::: AVAILABLE DATA

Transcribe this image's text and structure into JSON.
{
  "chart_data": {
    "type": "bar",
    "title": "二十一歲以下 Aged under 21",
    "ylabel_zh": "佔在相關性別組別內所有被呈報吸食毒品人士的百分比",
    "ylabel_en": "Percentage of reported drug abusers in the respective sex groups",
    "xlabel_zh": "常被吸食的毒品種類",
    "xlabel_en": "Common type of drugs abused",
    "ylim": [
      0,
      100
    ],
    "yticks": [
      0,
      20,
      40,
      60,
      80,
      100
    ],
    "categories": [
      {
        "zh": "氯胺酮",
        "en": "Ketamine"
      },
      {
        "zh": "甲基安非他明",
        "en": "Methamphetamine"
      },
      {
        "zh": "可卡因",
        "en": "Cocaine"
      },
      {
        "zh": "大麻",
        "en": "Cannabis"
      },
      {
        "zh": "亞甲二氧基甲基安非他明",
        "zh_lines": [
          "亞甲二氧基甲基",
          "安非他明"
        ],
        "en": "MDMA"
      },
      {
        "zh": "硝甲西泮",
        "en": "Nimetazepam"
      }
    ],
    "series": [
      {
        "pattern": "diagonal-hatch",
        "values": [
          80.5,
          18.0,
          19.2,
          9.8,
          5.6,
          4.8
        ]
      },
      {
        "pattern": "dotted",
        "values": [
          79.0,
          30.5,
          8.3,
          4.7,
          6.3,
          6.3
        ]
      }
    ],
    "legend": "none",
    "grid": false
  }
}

::::::

* [WORK TO DO] Out of the records, collect only those lines that contain the string "type".

* [ANSWER BELOW]
    "type": "bar",
    "xlabel_en": "Common type of drugs abused",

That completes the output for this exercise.